___ MATERIAL FOR THIS EXERCISE

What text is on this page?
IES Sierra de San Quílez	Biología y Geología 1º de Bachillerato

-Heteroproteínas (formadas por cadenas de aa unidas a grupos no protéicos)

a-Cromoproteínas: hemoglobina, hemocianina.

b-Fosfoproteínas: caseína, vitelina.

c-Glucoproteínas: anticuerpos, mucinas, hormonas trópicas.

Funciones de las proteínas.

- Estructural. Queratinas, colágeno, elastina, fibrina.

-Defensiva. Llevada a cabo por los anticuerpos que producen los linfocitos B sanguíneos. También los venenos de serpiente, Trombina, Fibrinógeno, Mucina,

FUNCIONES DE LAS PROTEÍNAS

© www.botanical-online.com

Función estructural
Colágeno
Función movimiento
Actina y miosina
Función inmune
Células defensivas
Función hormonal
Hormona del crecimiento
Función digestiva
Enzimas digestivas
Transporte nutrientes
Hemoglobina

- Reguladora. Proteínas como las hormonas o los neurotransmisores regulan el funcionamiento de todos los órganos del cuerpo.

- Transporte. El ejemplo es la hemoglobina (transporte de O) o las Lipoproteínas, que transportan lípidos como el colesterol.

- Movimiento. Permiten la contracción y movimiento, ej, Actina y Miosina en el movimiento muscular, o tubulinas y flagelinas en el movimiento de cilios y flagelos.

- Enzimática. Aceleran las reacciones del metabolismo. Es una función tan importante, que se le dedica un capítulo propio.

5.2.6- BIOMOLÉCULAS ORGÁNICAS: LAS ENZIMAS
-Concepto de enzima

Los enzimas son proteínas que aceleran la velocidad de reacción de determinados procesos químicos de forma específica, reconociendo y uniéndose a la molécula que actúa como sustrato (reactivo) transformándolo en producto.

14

______

## WORK TO BE COMPLETED
Pull out each record as written and restate it exactly.

## REPLY TO THE TASK
What text is on this page?
IES Sierra de San Quílez	Biología y Geología 1º de Bachillerato

-Heteroproteínas (formadas por cadenas de aa unidas a grupos no protéicos)

a-Cromoproteínas: hemoglobina, hemocianina.

b-Fosfoproteínas: caseína, vitelina.

c-Glucoproteínas: anticuerpos, mucinas, hormonas trópicas.

Funciones de las proteínas.

- Estructural. Queratinas, colágeno, elastina, fibrina.

-Defensiva. Llevada a cabo por los anticuerpos que producen los linfocitos B sanguíneos. También los venenos de serpiente, Trombina, Fibrinógeno, Mucina,

FUNCIONES DE LAS PROTEÍNAS

© www.botanical-online.com

Función estructural
Colágeno
Función movimiento
Actina y miosina
Función inmune
Células defensivas
Función hormonal
Hormona del crecimiento
Función digestiva
Enzimas digestivas
Transporte nutrientes
Hemoglobina

- Reguladora. Proteínas como las hormonas o los neurotransmisores regulan el funcionamiento de todos los órganos del cuerpo.

- Transporte. El ejemplo es la hemoglobina (transporte de O) o las Lipoproteínas, que transportan lípidos como el colesterol.

- Movimiento. Permiten la contracción y movimiento, ej, Actina y Miosina en el movimiento muscular, o tubulinas y flagelinas en el movimiento de cilios y flagelos.

- Enzimática. Aceleran las reacciones del metabolismo. Es una función tan importante, que se le dedica un capítulo propio.

5.2.6- BIOMOLÉCULAS ORGÁNICAS: LAS ENZIMAS
-Concepto de enzima

Los enzimas son proteínas que aceleran la velocidad de reacción de determinados procesos químicos de forma específica, reconociendo y uniéndose a la molécula que actúa como sustrato (reactivo) transformándolo en producto.

14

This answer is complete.